» SHORT PROBLEM:
For each line of the data below that holds "this", copy the line.

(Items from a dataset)
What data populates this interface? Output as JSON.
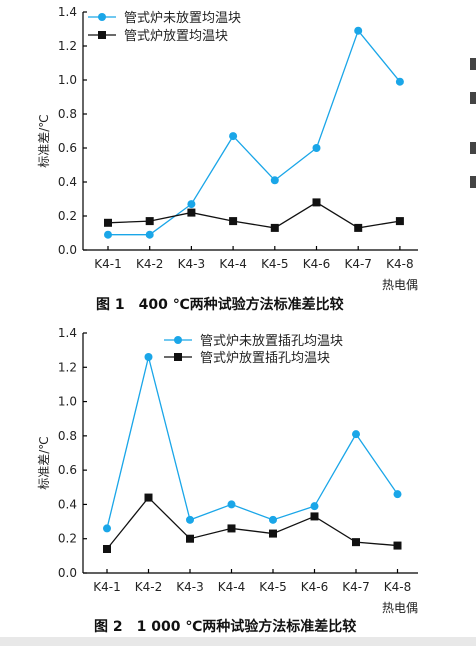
{
  "chart_data": [
    {
      "type": "line",
      "caption": "图 1　400 ℃两种试验方法标准差比较",
      "ylabel": "标准差/℃",
      "xlabel": "热电偶",
      "categories": [
        "K4-1",
        "K4-2",
        "K4-3",
        "K4-4",
        "K4-5",
        "K4-6",
        "K4-7",
        "K4-8"
      ],
      "ylim": [
        0,
        1.4
      ],
      "yticks": [
        "0.0",
        "0.2",
        "0.4",
        "0.6",
        "0.8",
        "1.0",
        "1.2",
        "1.4"
      ],
      "legend_position": "top-left",
      "grid": false,
      "series": [
        {
          "name": "管式炉未放置均温块",
          "color": "#1aa6e8",
          "marker": "circle",
          "values": [
            0.09,
            0.09,
            0.27,
            0.67,
            0.41,
            0.6,
            1.29,
            0.99
          ]
        },
        {
          "name": "管式炉放置均温块",
          "color": "#111111",
          "marker": "square",
          "values": [
            0.16,
            0.17,
            0.22,
            0.17,
            0.13,
            0.28,
            0.13,
            0.17
          ]
        }
      ]
    },
    {
      "type": "line",
      "caption": "图 2　1 000 ℃两种试验方法标准差比较",
      "ylabel": "标准差/℃",
      "xlabel": "热电偶",
      "categories": [
        "K4-1",
        "K4-2",
        "K4-3",
        "K4-4",
        "K4-5",
        "K4-6",
        "K4-7",
        "K4-8"
      ],
      "ylim": [
        0,
        1.4
      ],
      "yticks": [
        "0.0",
        "0.2",
        "0.4",
        "0.6",
        "0.8",
        "1.0",
        "1.2",
        "1.4"
      ],
      "legend_position": "top-center",
      "grid": false,
      "series": [
        {
          "name": "管式炉未放置插孔均温块",
          "color": "#1aa6e8",
          "marker": "circle",
          "values": [
            0.26,
            1.26,
            0.31,
            0.4,
            0.31,
            0.39,
            0.81,
            0.46
          ]
        },
        {
          "name": "管式炉放置插孔均温块",
          "color": "#111111",
          "marker": "square",
          "values": [
            0.14,
            0.44,
            0.2,
            0.26,
            0.23,
            0.33,
            0.18,
            0.16
          ]
        }
      ]
    }
  ]
}
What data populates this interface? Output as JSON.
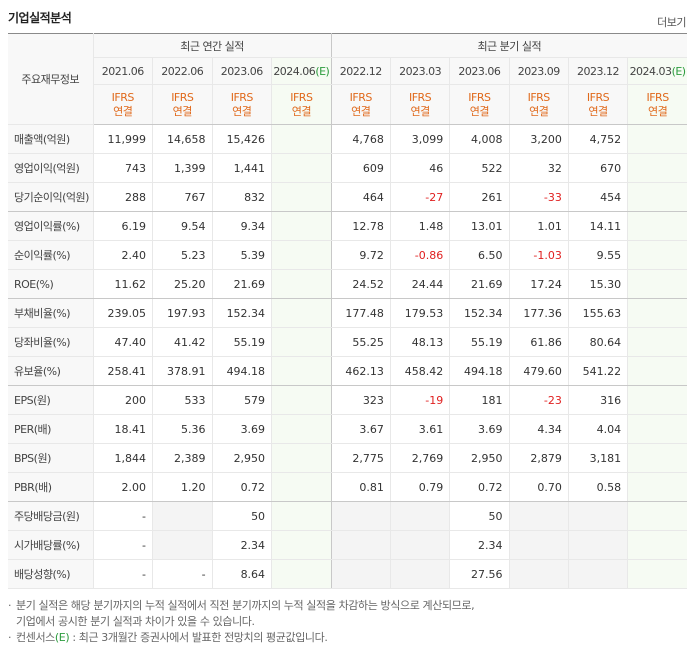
{
  "header": {
    "title": "기업실적분석",
    "more": "더보기"
  },
  "table": {
    "corner": "주요재무정보",
    "groups": [
      "최근 연간 실적",
      "최근 분기 실적"
    ],
    "periods": [
      {
        "date": "2021.06"
      },
      {
        "date": "2022.06"
      },
      {
        "date": "2023.06"
      },
      {
        "date": "2024.06",
        "estimate": "(E)"
      },
      {
        "date": "2022.12"
      },
      {
        "date": "2023.03"
      },
      {
        "date": "2023.06"
      },
      {
        "date": "2023.09"
      },
      {
        "date": "2023.12"
      },
      {
        "date": "2024.03",
        "estimate": "(E)"
      }
    ],
    "standards": [
      [
        "IFRS",
        "연결"
      ],
      [
        "IFRS",
        "연결"
      ],
      [
        "IFRS",
        "연결"
      ],
      [
        "IFRS",
        "연결"
      ],
      [
        "IFRS",
        "연결"
      ],
      [
        "IFRS",
        "연결"
      ],
      [
        "IFRS",
        "연결"
      ],
      [
        "IFRS",
        "연결"
      ],
      [
        "IFRS",
        "연결"
      ],
      [
        "IFRS",
        "연결"
      ]
    ],
    "rows": [
      {
        "label": "매출액(억원)",
        "values": [
          "11,999",
          "14,658",
          "15,426",
          null,
          "4,768",
          "3,099",
          "4,008",
          "3,200",
          "4,752",
          null
        ]
      },
      {
        "label": "영업이익(억원)",
        "values": [
          "743",
          "1,399",
          "1,441",
          null,
          "609",
          "46",
          "522",
          "32",
          "670",
          null
        ]
      },
      {
        "label": "당기순이익(억원)",
        "values": [
          "288",
          "767",
          "832",
          null,
          "464",
          "-27",
          "261",
          "-33",
          "454",
          null
        ]
      },
      {
        "label": "영업이익률(%)",
        "values": [
          "6.19",
          "9.54",
          "9.34",
          null,
          "12.78",
          "1.48",
          "13.01",
          "1.01",
          "14.11",
          null
        ]
      },
      {
        "label": "순이익률(%)",
        "values": [
          "2.40",
          "5.23",
          "5.39",
          null,
          "9.72",
          "-0.86",
          "6.50",
          "-1.03",
          "9.55",
          null
        ]
      },
      {
        "label": "ROE(%)",
        "values": [
          "11.62",
          "25.20",
          "21.69",
          null,
          "24.52",
          "24.44",
          "21.69",
          "17.24",
          "15.30",
          null
        ]
      },
      {
        "label": "부채비율(%)",
        "values": [
          "239.05",
          "197.93",
          "152.34",
          null,
          "177.48",
          "179.53",
          "152.34",
          "177.36",
          "155.63",
          null
        ]
      },
      {
        "label": "당좌비율(%)",
        "values": [
          "47.40",
          "41.42",
          "55.19",
          null,
          "55.25",
          "48.13",
          "55.19",
          "61.86",
          "80.64",
          null
        ]
      },
      {
        "label": "유보율(%)",
        "values": [
          "258.41",
          "378.91",
          "494.18",
          null,
          "462.13",
          "458.42",
          "494.18",
          "479.60",
          "541.22",
          null
        ]
      },
      {
        "label": "EPS(원)",
        "values": [
          "200",
          "533",
          "579",
          null,
          "323",
          "-19",
          "181",
          "-23",
          "316",
          null
        ]
      },
      {
        "label": "PER(배)",
        "values": [
          "18.41",
          "5.36",
          "3.69",
          null,
          "3.67",
          "3.61",
          "3.69",
          "4.34",
          "4.04",
          null
        ]
      },
      {
        "label": "BPS(원)",
        "values": [
          "1,844",
          "2,389",
          "2,950",
          null,
          "2,775",
          "2,769",
          "2,950",
          "2,879",
          "3,181",
          null
        ]
      },
      {
        "label": "PBR(배)",
        "values": [
          "2.00",
          "1.20",
          "0.72",
          null,
          "0.81",
          "0.79",
          "0.72",
          "0.70",
          "0.58",
          null
        ]
      },
      {
        "label": "주당배당금(원)",
        "values": [
          "-",
          null,
          "50",
          null,
          null,
          null,
          "50",
          null,
          null,
          null
        ]
      },
      {
        "label": "시가배당률(%)",
        "values": [
          "-",
          null,
          "2.34",
          null,
          null,
          null,
          "2.34",
          null,
          null,
          null
        ]
      },
      {
        "label": "배당성향(%)",
        "values": [
          "-",
          "-",
          "8.64",
          null,
          null,
          null,
          "27.56",
          null,
          null,
          null
        ]
      }
    ]
  },
  "notes": [
    {
      "text": "분기 실적은 해당 분기까지의 누적 실적에서 직전 분기까지의 누적 실적을 차감하는 방식으로 계산되므로,"
    },
    {
      "text": "기업에서 공시한 분기 실적과 차이가 있을 수 있습니다."
    },
    {
      "text": "컨센서스",
      "mark": "(E)",
      "rest": " : 최근 3개월간 증권사에서 발표한 전망치의 평균값입니다."
    }
  ]
}
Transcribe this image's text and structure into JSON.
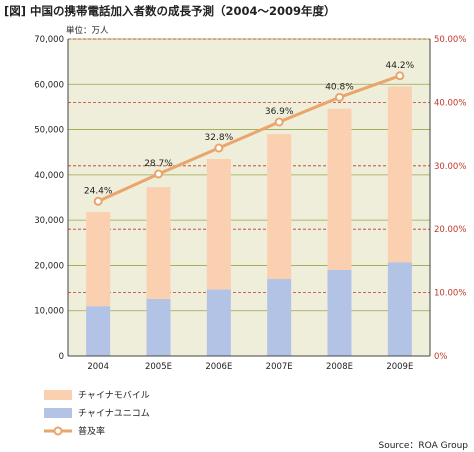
{
  "title": "[図] 中国の携帯電話加入者数の成長予測（2004〜2009年度）",
  "unit": "単位：万人",
  "source": "Source：ROA Group",
  "colors": {
    "plot_bg": "#efeedb",
    "mobile": "#fbd0b1",
    "unicom": "#b3c3e6",
    "rate_line": "#e9a56a",
    "left_grid": "#9aa64a",
    "right_grid": "#c0392b"
  },
  "legend": {
    "mobile": "チャイナモバイル",
    "unicom": "チャイナユニコム",
    "rate": "普及率"
  },
  "chart_data": {
    "type": "bar",
    "stacked": true,
    "categories": [
      "2004",
      "2005E",
      "2006E",
      "2007E",
      "2008E",
      "2009E"
    ],
    "series": [
      {
        "name": "チャイナユニコム",
        "axis": "left",
        "values": [
          11000,
          12600,
          14700,
          17000,
          19000,
          20700
        ]
      },
      {
        "name": "チャイナモバイル",
        "axis": "left",
        "values": [
          20800,
          24700,
          28800,
          32000,
          35600,
          38800
        ]
      },
      {
        "name": "普及率",
        "type": "line",
        "axis": "right",
        "values": [
          24.4,
          28.7,
          32.8,
          36.9,
          40.8,
          44.2
        ]
      }
    ],
    "rate_labels": [
      "24.4%",
      "28.7%",
      "32.8%",
      "36.9%",
      "40.8%",
      "44.2%"
    ],
    "y_left": {
      "range": [
        0,
        70000
      ],
      "ticks": [
        "0",
        "10,000",
        "20,000",
        "30,000",
        "40,000",
        "50,000",
        "60,000",
        "70,000"
      ]
    },
    "y_right": {
      "range": [
        0,
        50
      ],
      "ticks": [
        "0%",
        "10.00%",
        "20.00%",
        "30.00%",
        "40.00%",
        "50.00%"
      ]
    },
    "grid": true
  }
}
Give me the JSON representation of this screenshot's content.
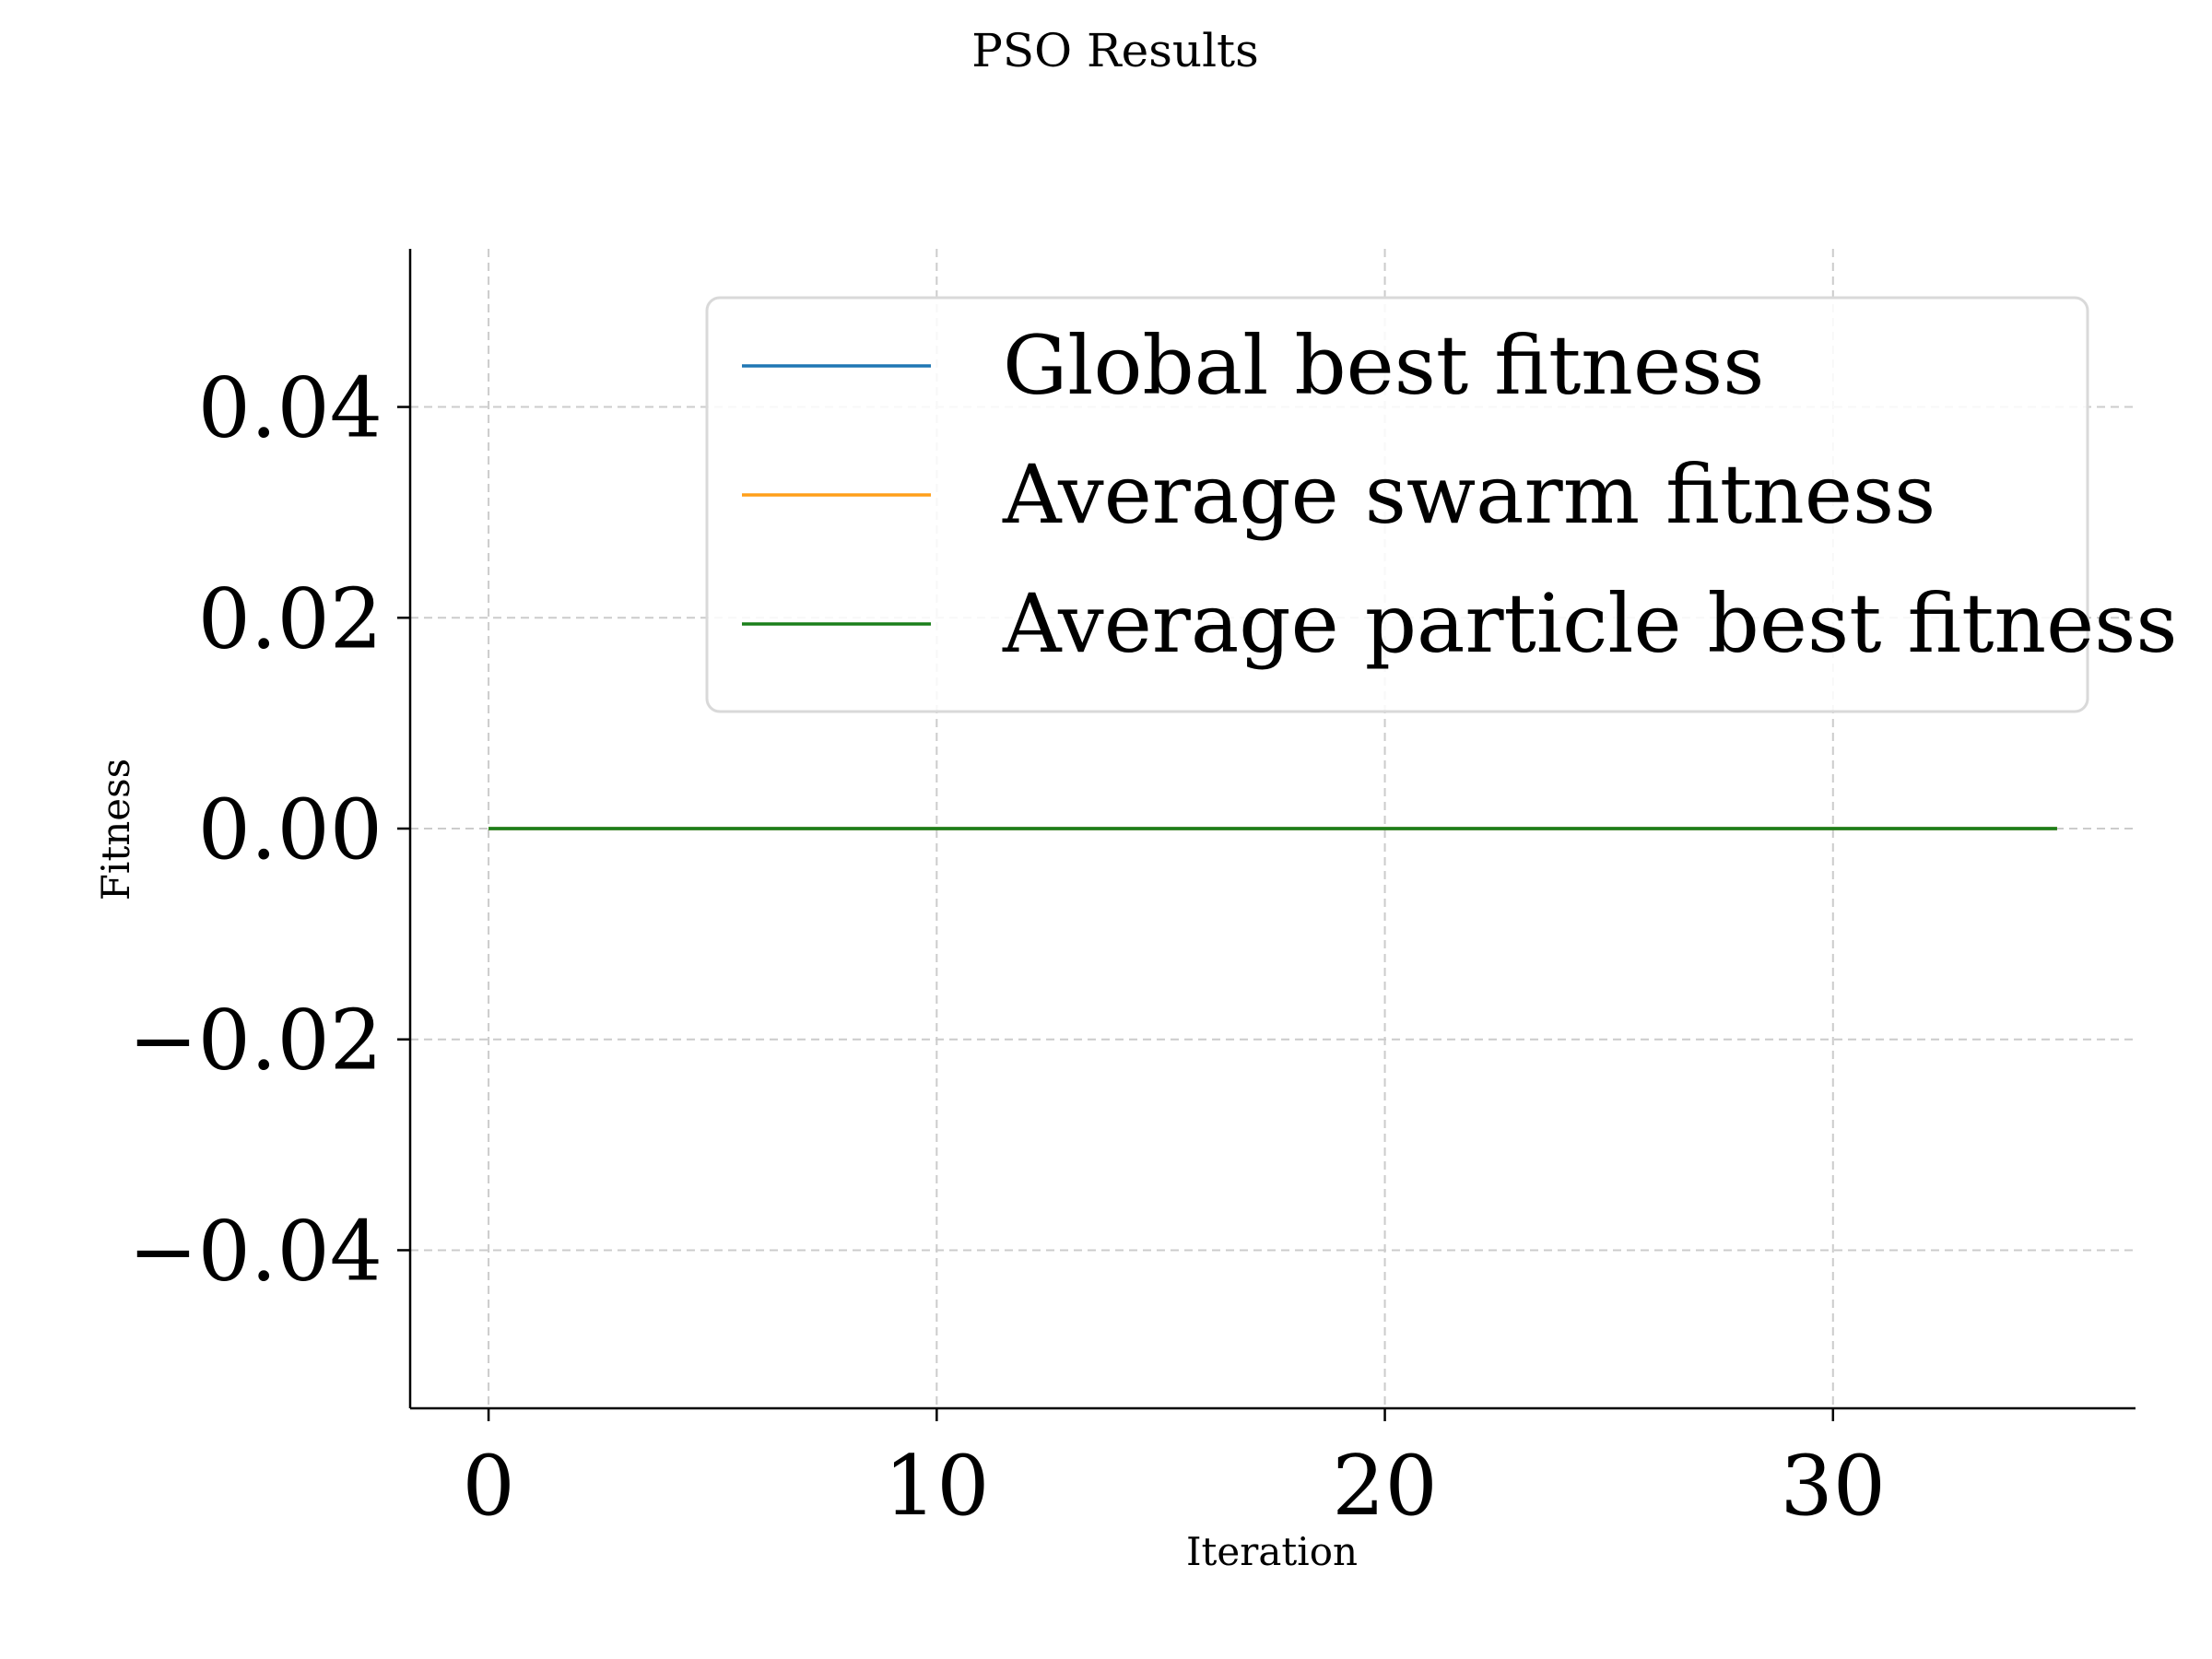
{
  "chart_data": {
    "type": "line",
    "title": "PSO Results",
    "xlabel": "Iteration",
    "ylabel": "Fitness",
    "xlim": [
      -1.75,
      36.75
    ],
    "ylim": [
      -0.055,
      0.055
    ],
    "xticks": [
      0,
      10,
      20,
      30
    ],
    "xtick_labels": [
      "0",
      "10",
      "20",
      "30"
    ],
    "yticks": [
      0.04,
      0.02,
      0.0,
      -0.02,
      -0.04
    ],
    "ytick_labels": [
      "0.04",
      "0.02",
      "0.00",
      "−0.02",
      "−0.04"
    ],
    "grid": true,
    "legend_position": "top-right",
    "x": [
      0,
      35
    ],
    "series": [
      {
        "name": "Global best fitness",
        "color": "#1f77b4",
        "values": [
          0,
          0
        ]
      },
      {
        "name": "Average swarm fitness",
        "color": "#ff9f1a",
        "values": [
          0,
          0
        ]
      },
      {
        "name": "Average particle best fitness",
        "color": "#1a7f1a",
        "values": [
          0,
          0
        ]
      }
    ]
  }
}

» PROBLEM SOLUTION:
What data populates this interface? Output as JSON.
What data populates this interface? Output as JSON.
Transcribe this image's text and structure into JSON.
Give me the JSON representation of this screenshot's content.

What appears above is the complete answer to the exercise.